### EXCERPTED PASSAGE
========================================================================
Stimulus selection and display. (a) Five face images from an Asian–White continuum were used as stimuli. (b) For each trial, a 3 × 4 grid (test set) was filled randomly with these faces. (c) Observers went through an endless loop of the entire race continuum and chose one face using a computer mouse.
We chose as test faces five faces evenly distributed on the Asian–White continuum (0%, 25%, 50%, 75%, and 100% Asian race level; see Figure 1a). While these test faces were clearly distinguishable from each other (it has been shown in a study with similar stimuli that a 25% distance between these race morphs is above observers' discrimination thresholds; see Bülthoff, Armann, Lee, & Bülthoff, 2015), they are unnaturally smooth and lack almost all facial information that can be considered idiosyncratic of a certain identity. The dominating features that allow observers to distinguish between these face stimuli are therefore related to their race difference. A new 3 × 4 face grid was created in each trial, by randomly selecting 12 faces from the five stimulus faces. 
Task and procedure
The experiment was performed on a 22-in. computer screen using MATLAB 2009b (MathWorks, Natick, MA) and the Psychtoolbox extension (Brainard, 1997; Kleiner, Brainard, & Pelli, 2007; Pelli, 1997). In each trial, a test set was presented for 250 ms following a fixation cross shown for 2000 ms. As in the study by Haberman and Whitney (2010) and other earlier studies on ensemble perception of faces already cited, participants were instructed not to focus on single faces but to just fixate in the middle where the cross had been shown and to distribute their attention evenly to all 12 faces. As literature on covert attention demonstrates, observers are able to disentangle their point of fixation from their point of attention allocation in this way (see, e.g., Carrasco, Williams, & Yeshurun, 2002; Pestilli & Carrasco, 2005). The very short presentation time, moreover, prevented our observers from making eye movements to scan the faces in each trial consciously. After a blank screen shown for 500 ms, a response face appeared in the middle of the screen. The response face (approximately 3.5° × 4° of visual angle) was taken from the Asian–White race continuum, chosen randomly in each trial. By moving the mouse, participants could scroll through all faces of this race continuum in an endless loop and choose one face with a mouse click (see Figure 1c). Participants were told to choose a face that corresponded to the average race of the faces seen in the preceding test set. A chin rest was used to maintain posture and a distance of 60 cm to the screen. 
Based on earlier pilot experiments, the number of trials was fixed at 300 for each participant, so that an experimental session took approximately 60 min to complete. Before the task, participants were given detailed explanations about the concept of morphing faces between races and about what an average face represented, and had the opportunity to go through a few training trials. 
Analysis
For each trial test set, we calculated two race means: the global mean, based on the Asian race level of all faces in the set (see Stimuli), and the foveal mean, based on the two central faces only. Since the faces in each set varied randomly between 0% and 100% Asian, we ran a Shapiro–Wilk test on the global mean data (W = 0.99, p = 0.23) and the foveal means (W = 0.99, p = 0.08) of the same stimulus selection, to make sure that our stimulus sampling was normally distributed.
========================================================================
### DATASET EXTRACT
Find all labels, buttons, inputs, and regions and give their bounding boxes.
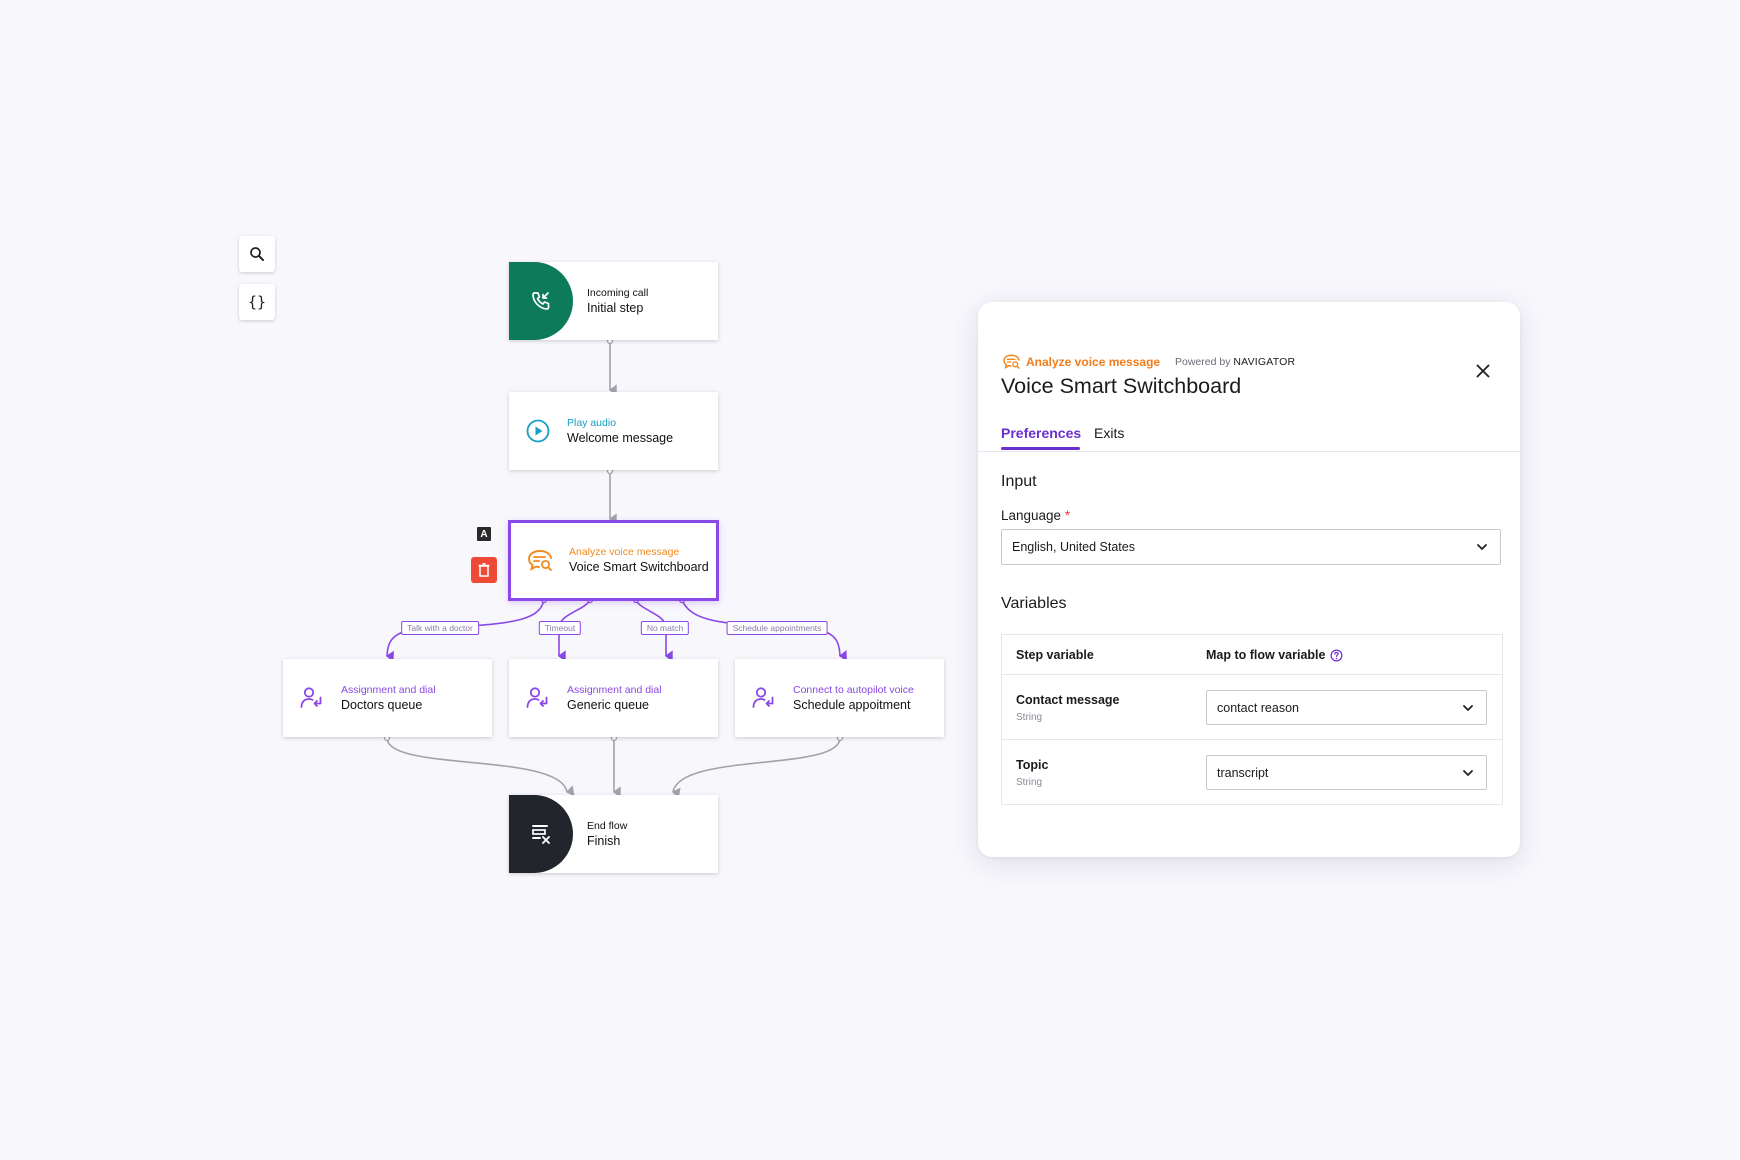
========================================================================
### REQUIREMENT 1
In the face-race experiment passage, how long was each test set shown to participants?
### REQUIREMENT 2
Pick up the face-race experiment passage after its last sentence and continue it.

### EXERCISE ANSWER 1
250 ms.

### EXERCISE ANSWER 2
For each set, we compared both means to the perceptual estimations given by each participant to deduce whether participants were following a global or a fovea-biased strategy (see Figure 2). To this end, based on the same estimations from our observers, we calculated the difference between estimated and global mean (DEG) and between estimated and foveal mean (DEF). Since DEG and DEF scores are the result of applying different calculations to the same data, their distributions have different dispersion values, which do not allow for direct statistical comparison. We therefore compared each distribution to hypothetical random distributions (as outlined later) to determine which strategy was more probable—that is, further away from random behavior. 
Figure 2
 
Analysis. For each test set of 12 faces, we calculated the global mean of all 12 faces (left) and the fovea-biased mean of only the two central faces (right), and compared observers' estimation to both hypothetical means. See text for more details and Figure 3 for a graphical representation of these comparisons.
Figure 2
 
Analysis. For each test set of 12 faces, we calculated the global mean of all 12 faces (left) and the fovea-biased mean of only the two central faces (right), and compared observers' estimation to both hypothetical means. See text for more details and Figure 3 for a graphical representation of these comparisons.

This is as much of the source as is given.